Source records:
■ ■ ■
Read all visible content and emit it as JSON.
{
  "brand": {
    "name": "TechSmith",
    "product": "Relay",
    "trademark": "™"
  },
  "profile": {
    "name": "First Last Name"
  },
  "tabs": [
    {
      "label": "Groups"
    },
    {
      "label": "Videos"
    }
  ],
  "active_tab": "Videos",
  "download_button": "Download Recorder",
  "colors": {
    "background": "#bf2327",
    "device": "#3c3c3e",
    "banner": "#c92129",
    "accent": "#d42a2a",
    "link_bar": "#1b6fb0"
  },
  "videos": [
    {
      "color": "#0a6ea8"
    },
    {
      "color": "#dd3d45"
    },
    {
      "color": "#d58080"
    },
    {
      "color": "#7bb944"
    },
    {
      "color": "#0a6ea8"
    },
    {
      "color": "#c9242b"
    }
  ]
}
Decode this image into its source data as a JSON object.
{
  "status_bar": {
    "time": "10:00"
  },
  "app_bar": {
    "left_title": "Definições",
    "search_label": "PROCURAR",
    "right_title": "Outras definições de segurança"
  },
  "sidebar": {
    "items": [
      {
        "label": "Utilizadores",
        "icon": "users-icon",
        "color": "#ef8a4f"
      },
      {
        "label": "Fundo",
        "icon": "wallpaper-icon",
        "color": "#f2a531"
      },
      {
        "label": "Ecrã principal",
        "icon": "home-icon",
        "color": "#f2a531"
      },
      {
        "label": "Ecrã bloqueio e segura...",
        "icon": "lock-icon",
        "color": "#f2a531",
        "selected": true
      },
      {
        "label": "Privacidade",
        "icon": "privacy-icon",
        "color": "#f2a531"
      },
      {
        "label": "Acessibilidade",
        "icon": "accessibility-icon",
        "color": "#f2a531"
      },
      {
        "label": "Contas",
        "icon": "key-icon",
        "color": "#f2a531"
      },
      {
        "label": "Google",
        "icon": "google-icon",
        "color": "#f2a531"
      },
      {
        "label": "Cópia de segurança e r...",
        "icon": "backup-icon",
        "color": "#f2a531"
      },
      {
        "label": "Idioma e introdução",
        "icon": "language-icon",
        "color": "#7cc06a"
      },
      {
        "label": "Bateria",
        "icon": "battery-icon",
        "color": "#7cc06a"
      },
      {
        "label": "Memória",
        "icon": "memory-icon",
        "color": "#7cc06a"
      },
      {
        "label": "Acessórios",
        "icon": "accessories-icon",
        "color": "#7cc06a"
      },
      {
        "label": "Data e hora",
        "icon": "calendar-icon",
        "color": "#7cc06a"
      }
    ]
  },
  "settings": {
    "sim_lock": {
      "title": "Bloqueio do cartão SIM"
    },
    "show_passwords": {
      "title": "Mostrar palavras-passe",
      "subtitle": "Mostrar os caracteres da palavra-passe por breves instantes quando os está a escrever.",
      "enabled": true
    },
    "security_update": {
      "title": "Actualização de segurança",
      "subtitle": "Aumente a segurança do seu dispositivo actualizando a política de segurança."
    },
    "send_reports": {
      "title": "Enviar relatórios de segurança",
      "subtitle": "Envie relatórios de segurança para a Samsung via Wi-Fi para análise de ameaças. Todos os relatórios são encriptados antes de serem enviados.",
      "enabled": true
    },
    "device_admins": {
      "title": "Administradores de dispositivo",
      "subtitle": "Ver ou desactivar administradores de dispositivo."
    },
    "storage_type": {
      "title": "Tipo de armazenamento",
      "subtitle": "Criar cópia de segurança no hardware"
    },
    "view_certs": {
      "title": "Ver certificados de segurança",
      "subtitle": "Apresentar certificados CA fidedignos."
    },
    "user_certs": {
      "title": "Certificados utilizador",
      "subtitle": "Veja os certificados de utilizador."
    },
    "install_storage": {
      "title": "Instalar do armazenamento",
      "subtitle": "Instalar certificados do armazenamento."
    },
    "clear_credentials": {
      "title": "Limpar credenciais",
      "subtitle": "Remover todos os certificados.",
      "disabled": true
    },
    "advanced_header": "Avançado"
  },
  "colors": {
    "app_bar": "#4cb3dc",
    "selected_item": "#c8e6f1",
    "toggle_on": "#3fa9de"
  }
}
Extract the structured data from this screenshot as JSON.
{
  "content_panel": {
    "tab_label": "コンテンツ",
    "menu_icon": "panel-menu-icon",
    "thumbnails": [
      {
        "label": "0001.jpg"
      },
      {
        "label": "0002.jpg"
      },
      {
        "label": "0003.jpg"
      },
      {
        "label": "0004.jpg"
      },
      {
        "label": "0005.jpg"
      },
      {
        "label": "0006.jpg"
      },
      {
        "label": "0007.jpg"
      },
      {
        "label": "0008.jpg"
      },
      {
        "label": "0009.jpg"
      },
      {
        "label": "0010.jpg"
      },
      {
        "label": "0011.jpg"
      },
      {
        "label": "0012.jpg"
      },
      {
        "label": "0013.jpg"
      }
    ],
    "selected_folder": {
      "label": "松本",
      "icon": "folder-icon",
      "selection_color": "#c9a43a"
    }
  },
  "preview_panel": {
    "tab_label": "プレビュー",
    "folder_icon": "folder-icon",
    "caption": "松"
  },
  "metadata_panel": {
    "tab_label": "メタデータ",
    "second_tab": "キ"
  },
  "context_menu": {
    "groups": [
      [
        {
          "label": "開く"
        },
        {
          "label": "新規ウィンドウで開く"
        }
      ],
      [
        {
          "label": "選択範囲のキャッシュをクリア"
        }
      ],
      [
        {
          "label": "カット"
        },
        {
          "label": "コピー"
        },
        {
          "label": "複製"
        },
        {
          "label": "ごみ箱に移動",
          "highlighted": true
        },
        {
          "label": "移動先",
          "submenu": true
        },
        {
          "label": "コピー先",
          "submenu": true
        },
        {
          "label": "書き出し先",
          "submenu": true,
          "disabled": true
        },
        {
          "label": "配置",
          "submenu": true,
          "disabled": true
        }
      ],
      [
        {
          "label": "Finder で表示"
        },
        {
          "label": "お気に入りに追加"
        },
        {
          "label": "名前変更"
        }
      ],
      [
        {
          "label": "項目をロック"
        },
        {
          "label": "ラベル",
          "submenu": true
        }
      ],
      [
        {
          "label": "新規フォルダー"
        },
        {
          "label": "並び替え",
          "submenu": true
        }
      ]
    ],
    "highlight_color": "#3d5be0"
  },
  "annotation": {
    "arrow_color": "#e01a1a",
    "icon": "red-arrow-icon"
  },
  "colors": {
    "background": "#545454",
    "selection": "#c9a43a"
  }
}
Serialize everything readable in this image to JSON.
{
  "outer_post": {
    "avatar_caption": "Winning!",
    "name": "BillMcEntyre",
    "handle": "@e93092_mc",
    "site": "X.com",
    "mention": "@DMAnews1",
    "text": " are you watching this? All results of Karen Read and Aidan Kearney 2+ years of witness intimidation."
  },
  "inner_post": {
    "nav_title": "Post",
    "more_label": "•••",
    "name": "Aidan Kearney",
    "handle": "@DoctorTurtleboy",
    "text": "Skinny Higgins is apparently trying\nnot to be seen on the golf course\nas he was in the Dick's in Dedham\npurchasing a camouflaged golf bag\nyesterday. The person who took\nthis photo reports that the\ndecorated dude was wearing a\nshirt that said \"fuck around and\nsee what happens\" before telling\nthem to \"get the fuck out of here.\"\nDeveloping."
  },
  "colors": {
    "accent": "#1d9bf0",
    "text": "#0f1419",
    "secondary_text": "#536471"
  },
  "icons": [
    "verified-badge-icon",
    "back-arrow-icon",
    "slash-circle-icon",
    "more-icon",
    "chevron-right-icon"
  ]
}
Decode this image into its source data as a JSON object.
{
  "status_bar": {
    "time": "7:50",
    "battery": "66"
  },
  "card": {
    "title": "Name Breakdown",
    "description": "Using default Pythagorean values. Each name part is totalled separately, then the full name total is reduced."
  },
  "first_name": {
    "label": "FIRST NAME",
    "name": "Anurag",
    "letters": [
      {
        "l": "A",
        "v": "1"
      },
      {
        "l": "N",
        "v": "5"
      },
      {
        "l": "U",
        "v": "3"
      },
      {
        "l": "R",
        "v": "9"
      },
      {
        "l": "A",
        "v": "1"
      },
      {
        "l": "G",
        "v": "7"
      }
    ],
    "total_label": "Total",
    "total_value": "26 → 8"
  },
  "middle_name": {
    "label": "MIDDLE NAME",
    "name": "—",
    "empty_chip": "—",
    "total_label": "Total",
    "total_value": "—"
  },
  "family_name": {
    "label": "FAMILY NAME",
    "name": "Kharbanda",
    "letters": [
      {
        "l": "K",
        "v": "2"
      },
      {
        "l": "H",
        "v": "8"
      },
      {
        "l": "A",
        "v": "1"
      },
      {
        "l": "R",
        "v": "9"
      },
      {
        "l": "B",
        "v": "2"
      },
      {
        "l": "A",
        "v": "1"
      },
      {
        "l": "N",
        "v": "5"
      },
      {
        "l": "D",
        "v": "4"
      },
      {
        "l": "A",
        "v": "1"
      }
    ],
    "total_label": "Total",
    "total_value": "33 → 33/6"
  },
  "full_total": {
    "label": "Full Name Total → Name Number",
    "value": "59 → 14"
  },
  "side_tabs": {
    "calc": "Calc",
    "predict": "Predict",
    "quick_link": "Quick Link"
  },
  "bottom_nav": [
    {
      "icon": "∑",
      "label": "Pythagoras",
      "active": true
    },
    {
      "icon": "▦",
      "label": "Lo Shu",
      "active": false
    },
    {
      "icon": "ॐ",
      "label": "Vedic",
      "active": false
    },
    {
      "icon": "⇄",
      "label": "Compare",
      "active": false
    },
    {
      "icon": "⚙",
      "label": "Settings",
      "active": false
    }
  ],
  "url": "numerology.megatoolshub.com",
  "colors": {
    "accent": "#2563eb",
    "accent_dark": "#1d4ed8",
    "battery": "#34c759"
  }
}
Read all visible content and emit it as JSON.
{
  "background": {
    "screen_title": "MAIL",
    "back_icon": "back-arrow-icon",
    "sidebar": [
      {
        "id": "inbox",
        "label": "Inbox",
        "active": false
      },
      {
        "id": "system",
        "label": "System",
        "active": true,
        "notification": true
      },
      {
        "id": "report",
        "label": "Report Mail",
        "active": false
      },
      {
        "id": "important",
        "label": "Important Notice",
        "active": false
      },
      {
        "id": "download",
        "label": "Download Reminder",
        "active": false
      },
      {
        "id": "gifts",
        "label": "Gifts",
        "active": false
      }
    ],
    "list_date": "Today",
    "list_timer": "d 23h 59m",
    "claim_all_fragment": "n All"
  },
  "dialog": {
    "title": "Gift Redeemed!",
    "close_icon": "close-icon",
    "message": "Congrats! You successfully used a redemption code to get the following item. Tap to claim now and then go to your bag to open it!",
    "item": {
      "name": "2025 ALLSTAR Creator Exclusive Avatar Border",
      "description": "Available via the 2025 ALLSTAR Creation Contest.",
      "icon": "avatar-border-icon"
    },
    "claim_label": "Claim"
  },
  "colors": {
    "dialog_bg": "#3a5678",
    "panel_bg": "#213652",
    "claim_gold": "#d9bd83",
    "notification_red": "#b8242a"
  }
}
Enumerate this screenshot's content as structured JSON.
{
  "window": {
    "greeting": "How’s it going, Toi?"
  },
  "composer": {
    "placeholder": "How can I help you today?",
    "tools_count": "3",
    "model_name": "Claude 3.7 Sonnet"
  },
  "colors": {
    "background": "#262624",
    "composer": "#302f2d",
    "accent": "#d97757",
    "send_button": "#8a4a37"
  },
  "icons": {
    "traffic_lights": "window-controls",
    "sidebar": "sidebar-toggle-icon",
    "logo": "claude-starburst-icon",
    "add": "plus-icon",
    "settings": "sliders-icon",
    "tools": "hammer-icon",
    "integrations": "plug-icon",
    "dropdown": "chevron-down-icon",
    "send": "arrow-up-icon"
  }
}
■ ■ ■
What the exercise asks. Using the listing, collect all lines in which the string "chevron" is found.

Output for this exercise.
    "chevron-right-icon"
    "dropdown": "chevron-down-icon",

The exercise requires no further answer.